-- Start PASSAGE PROVIDED --

Mobile device 400 may optionally include a camera 402 as well as an optional user interface 406 that includes the display 422 capable of displaying images captured by the camera 402. User interface 406 may also include a keypad 424 or other input device through which the user can input information into the mobile device 400. If desired, the keypad 424 may be obviated by integrating a virtual keypad into the display 422 with a touch sensor. User interface 406 may also include a microphone 426 and speaker 428.

Mobile device 400 also includes a control unit 404 that is connected to and communicates with the camera 402 and user interface 406, if present. The control unit 404 accepts and processes images received from the camera 402 and/or from network adapter 416. Control unit 404 may be provided by a processing unit 408 and associated memory 414, hardware 410, software 415, and firmware 412. For example, memory 414 may store instructions for processing the method described in FIG. 2 above.

Processing unit 300 of FIG. 3 is a possible implementation of processing unit 408 for 3D map initialization, tracking, and AR functions, as discussed above. Control unit 404 may further include a graphics engine 420, which may be, e.g., a gaming engine, to render desired data in the display 422, if desired. Processing unit 408 and graphics engine 420 are illustrated separately for clarity, but may be a single unit and/or implemented in the processing unit 408 based on instructions in the software 415 which is run in the processing unit 408. Processing unit 408, as well as the graphics engine 420 can, but need not necessarily include, one or more microprocessors, embedded processors, controllers, application specific integrated circuits (ASICs), digital signal processors (DSPs), and the like. In some embodiments, control unit 404 may further include sensor(s) 418 (e.g., device sensors), which may include a magnetometer, gyroscope, accelerometer, light sensor, satellite positioning system, and other sensor types or receivers. The terms processor and processing unit describes the functions implemented by the system rather than specific hardware. Moreover, as used herein the term “memory” refers to any type of computer storage medium, including long term, short term, or other memory associated with mobile device 400, and is not to be limited to any particular type of memory or number of memories, or type of media upon which memory is stored.

-- End PASSAGE PROVIDED --
-- Start STORED DATA --

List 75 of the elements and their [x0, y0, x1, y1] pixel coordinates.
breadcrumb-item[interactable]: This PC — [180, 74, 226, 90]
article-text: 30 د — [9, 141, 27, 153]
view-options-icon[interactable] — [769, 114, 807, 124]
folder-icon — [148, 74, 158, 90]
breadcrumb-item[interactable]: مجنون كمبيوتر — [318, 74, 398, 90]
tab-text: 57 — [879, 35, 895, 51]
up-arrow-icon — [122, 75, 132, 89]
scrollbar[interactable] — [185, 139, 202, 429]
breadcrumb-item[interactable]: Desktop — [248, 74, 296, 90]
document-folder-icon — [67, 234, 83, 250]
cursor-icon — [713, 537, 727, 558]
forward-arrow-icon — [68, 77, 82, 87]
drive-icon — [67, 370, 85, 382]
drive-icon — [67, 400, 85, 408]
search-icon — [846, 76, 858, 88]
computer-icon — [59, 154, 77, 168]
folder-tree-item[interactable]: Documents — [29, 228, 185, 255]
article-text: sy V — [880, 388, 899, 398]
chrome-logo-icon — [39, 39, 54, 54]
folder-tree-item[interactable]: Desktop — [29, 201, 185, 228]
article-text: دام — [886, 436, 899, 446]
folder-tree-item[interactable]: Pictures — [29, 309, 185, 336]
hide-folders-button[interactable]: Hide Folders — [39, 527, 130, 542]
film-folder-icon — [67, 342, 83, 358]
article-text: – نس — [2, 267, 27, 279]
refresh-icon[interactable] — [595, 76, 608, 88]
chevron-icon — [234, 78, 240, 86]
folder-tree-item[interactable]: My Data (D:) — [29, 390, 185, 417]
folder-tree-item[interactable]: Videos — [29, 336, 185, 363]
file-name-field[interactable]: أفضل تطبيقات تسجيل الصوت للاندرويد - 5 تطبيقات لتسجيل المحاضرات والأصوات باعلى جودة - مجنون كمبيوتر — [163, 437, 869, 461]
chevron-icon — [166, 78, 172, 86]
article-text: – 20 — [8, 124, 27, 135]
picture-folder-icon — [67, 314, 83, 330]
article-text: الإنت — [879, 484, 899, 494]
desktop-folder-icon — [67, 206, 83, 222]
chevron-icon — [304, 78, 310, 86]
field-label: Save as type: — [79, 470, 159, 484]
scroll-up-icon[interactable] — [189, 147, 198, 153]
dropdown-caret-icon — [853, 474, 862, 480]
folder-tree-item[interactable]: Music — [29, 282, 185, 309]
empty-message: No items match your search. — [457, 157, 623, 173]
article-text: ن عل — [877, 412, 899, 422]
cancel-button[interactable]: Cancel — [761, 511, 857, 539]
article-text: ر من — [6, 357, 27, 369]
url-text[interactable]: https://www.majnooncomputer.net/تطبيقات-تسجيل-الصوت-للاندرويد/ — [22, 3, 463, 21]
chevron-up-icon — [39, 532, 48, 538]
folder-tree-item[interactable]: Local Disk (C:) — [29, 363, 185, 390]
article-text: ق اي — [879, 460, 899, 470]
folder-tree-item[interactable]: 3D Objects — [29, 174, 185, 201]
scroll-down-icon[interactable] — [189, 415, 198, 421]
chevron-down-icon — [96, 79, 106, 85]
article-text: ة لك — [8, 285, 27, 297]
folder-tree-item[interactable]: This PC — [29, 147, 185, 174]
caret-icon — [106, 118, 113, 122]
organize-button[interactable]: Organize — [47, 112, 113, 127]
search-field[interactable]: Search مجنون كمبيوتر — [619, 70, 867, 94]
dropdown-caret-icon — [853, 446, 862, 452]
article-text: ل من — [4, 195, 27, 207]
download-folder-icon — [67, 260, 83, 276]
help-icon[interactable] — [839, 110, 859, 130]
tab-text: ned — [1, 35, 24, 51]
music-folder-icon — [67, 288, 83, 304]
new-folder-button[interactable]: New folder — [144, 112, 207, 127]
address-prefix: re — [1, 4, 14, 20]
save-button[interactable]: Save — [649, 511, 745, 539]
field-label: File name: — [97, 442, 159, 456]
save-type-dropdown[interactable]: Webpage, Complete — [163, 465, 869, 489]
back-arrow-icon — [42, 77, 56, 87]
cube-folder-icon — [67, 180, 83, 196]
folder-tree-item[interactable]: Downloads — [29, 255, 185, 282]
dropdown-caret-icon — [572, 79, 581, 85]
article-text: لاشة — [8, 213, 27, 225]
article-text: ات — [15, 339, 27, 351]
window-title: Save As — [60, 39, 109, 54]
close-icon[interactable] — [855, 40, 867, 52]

-- End STORED DATA --

- EXERCISE OBJECTIVE
From the mobile device passage above, set down verbatim the stretch from "Mobile device 400 may" through "and speaker 428.".

- THE RESPONSE
Mobile device 400 may optionally include a camera 402 as well as an optional user interface 406 that includes the display 422 capable of displaying images captured by the camera 402. User interface 406 may also include a keypad 424 or other input device through which the user can input information into the mobile device 400. If desired, the keypad 424 may be obviated by integrating a virtual keypad into the display 422 with a touch sensor. User interface 406 may also include a microphone 426 and speaker 428.